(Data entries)
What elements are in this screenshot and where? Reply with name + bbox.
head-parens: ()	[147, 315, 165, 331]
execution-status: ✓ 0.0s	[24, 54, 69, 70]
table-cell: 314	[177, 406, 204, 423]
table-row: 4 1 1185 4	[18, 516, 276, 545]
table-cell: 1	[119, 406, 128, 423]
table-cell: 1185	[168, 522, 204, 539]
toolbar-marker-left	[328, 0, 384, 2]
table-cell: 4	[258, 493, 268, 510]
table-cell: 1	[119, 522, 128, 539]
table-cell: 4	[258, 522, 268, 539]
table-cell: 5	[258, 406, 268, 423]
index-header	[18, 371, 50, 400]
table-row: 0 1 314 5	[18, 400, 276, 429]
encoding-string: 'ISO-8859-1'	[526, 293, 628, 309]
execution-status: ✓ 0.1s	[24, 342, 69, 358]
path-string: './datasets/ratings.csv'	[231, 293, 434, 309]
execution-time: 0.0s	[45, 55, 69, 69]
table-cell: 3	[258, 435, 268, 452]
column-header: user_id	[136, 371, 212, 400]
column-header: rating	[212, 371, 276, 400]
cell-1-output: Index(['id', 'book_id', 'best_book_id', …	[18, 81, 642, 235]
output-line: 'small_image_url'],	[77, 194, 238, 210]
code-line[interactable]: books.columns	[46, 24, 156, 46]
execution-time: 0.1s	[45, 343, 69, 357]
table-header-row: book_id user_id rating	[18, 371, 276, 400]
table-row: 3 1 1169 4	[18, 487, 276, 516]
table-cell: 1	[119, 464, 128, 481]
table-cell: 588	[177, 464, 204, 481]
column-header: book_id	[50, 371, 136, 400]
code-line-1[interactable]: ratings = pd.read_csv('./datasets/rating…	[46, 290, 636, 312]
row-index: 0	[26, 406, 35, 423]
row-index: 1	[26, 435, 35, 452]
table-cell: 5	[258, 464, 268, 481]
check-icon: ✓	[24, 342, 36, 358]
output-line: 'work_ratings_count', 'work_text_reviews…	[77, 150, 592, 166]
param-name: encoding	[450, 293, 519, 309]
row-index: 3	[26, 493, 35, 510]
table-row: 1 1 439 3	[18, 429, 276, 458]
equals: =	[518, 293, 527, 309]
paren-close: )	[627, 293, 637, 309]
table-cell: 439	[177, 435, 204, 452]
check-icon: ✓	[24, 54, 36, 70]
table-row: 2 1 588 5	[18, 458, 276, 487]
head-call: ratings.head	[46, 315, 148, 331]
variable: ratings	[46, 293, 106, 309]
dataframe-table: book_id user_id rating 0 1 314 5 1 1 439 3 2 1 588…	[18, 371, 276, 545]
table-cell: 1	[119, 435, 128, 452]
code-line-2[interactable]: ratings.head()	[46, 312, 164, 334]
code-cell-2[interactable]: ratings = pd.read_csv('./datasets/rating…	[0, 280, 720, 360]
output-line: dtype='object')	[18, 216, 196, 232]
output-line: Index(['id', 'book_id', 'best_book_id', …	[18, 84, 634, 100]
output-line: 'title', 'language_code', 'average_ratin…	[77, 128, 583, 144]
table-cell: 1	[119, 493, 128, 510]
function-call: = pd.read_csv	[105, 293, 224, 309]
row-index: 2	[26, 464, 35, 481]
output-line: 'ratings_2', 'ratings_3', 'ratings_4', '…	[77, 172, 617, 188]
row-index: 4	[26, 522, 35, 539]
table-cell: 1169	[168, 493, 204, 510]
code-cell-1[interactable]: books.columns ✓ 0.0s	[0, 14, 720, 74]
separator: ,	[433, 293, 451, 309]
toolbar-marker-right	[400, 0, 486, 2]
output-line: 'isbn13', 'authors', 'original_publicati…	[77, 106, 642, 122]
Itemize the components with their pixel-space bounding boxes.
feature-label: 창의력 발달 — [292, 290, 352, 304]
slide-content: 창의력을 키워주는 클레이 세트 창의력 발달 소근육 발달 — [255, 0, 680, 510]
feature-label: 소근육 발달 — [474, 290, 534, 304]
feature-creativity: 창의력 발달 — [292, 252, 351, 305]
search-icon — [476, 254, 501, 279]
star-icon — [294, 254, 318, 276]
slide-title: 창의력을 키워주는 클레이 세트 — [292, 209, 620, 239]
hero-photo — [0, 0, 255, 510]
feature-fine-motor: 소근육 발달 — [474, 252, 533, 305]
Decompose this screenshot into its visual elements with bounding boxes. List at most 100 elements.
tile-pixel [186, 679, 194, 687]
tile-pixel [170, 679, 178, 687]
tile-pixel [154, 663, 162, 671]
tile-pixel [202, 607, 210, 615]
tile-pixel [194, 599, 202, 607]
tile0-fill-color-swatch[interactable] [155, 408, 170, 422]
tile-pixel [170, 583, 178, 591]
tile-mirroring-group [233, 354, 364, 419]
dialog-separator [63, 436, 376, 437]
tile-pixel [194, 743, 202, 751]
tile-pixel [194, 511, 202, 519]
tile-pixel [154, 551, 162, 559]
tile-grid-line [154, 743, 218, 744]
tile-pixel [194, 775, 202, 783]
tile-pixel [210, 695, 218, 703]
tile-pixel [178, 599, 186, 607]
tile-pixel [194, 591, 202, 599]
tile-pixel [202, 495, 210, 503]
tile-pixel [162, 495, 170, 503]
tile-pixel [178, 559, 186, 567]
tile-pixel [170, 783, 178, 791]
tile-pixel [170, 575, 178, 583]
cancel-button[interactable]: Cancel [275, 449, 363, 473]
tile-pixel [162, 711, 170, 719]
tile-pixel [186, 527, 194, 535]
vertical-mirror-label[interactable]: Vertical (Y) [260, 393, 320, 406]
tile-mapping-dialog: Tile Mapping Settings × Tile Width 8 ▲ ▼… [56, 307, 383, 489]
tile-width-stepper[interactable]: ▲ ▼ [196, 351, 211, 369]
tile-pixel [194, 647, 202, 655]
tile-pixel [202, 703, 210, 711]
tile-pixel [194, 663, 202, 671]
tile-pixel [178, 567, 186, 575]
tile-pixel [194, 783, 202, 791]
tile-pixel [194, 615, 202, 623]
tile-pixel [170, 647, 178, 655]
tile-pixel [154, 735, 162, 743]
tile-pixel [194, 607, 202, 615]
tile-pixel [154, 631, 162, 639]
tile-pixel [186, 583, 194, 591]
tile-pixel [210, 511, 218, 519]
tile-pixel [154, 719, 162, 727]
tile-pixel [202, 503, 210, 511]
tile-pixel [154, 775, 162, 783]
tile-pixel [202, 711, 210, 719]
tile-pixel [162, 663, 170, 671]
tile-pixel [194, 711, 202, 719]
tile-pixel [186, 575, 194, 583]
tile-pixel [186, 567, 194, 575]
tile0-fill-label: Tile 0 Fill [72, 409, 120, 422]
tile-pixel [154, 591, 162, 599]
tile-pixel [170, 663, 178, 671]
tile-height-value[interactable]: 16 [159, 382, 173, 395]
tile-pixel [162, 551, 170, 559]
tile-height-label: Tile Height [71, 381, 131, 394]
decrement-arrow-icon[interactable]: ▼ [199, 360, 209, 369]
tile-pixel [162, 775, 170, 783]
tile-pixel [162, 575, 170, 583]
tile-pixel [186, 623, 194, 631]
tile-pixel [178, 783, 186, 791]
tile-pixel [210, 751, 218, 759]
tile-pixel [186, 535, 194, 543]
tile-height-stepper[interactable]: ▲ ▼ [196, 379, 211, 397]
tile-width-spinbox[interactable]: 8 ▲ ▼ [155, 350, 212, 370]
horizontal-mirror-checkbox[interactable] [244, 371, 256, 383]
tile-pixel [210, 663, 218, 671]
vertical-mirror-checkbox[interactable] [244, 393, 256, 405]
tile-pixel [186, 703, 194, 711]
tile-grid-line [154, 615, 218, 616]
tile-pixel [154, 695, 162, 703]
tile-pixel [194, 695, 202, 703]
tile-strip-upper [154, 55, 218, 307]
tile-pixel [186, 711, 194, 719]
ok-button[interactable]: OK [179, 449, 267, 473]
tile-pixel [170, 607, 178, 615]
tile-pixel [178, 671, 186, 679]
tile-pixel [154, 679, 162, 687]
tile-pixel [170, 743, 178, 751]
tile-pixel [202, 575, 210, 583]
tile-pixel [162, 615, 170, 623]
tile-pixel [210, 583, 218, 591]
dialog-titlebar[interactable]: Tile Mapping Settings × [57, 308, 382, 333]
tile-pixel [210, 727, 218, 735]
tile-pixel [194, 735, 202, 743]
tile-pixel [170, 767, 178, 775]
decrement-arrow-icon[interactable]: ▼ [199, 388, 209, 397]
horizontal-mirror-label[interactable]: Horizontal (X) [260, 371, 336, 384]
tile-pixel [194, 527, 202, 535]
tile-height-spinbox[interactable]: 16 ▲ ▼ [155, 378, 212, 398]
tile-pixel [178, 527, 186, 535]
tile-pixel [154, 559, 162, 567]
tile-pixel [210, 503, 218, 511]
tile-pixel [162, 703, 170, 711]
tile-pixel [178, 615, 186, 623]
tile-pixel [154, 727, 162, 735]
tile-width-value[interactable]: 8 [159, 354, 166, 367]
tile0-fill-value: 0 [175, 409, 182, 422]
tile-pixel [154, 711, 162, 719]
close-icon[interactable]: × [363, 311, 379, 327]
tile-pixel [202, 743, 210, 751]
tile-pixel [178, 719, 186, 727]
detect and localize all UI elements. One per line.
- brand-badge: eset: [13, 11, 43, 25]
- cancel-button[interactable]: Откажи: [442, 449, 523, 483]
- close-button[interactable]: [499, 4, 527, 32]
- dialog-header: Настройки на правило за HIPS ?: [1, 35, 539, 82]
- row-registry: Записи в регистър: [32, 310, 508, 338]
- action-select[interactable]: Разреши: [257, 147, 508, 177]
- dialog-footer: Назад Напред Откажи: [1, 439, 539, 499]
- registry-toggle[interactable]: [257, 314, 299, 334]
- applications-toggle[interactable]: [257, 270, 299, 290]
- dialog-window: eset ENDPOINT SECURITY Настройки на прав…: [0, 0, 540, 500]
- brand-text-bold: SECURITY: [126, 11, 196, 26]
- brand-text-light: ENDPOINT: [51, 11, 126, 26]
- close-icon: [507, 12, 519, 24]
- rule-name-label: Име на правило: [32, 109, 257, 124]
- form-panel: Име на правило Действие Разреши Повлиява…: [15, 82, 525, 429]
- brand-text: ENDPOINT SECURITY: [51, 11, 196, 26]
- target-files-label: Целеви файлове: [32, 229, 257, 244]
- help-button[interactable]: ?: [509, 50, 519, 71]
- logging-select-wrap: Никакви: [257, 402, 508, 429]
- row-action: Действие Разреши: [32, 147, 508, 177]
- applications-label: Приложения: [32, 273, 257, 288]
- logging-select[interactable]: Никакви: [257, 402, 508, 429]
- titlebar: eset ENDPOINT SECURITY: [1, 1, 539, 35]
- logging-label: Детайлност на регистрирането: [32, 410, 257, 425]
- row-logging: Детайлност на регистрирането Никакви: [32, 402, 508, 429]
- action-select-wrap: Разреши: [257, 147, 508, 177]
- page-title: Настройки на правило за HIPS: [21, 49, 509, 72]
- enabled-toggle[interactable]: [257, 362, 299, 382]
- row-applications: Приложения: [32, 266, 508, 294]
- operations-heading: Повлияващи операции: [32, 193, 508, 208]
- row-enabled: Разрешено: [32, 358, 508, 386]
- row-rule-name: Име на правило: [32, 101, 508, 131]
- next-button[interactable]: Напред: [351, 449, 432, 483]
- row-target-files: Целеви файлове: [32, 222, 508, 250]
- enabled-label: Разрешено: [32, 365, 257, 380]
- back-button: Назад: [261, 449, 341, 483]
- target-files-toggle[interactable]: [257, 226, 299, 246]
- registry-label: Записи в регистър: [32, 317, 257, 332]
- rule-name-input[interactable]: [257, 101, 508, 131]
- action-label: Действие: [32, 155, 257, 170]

◆ **Stated task**
Pull out every line of the entries above that contains the string "logging". Matching is case-sensitive.

◆ **Completed exercise**
- logging-select-wrap: Никакви: [257, 402, 508, 429]
- logging-select[interactable]: Никакви: [257, 402, 508, 429]
- logging-label: Детайлност на регистрирането: [32, 410, 257, 425]
- row-logging: Детайлност на регистрирането Никакви: [32, 402, 508, 429]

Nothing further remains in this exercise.